◆ **WHAT THE TASK REQUIRES**
Only the number is wanted: how many lines of these entries contain the word "根据现行"?

◆ **GIVEN INFORMATION**
+===+

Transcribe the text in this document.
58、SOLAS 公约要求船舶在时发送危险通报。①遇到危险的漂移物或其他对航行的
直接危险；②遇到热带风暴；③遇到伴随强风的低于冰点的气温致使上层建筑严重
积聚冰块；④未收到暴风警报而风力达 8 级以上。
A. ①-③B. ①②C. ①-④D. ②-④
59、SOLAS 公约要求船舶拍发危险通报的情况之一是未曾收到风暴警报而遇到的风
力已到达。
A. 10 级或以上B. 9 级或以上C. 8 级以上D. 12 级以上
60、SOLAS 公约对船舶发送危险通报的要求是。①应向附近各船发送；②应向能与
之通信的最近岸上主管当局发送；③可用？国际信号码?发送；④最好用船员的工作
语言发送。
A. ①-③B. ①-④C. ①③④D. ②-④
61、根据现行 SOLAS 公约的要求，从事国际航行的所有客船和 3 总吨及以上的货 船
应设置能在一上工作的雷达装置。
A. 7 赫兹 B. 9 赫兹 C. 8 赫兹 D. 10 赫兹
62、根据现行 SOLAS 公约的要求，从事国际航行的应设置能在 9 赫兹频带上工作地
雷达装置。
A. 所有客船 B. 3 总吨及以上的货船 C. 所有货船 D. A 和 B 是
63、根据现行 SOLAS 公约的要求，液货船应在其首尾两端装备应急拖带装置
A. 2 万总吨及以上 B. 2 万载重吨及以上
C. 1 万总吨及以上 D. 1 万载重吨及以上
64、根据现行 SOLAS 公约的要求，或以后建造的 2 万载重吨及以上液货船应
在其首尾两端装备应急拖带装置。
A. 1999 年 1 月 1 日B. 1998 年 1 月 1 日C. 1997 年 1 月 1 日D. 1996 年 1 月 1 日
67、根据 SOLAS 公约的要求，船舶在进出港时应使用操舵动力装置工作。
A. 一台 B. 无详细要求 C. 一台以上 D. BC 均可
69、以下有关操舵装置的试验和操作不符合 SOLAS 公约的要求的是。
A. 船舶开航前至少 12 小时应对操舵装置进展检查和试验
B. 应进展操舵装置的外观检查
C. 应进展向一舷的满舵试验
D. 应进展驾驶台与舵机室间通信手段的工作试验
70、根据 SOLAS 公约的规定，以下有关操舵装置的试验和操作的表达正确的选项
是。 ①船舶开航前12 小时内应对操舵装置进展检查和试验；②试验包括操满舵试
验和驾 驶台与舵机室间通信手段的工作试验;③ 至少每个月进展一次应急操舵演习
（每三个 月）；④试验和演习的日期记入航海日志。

+===+

◆ **SOLUTION TO THE PROBLEM**
4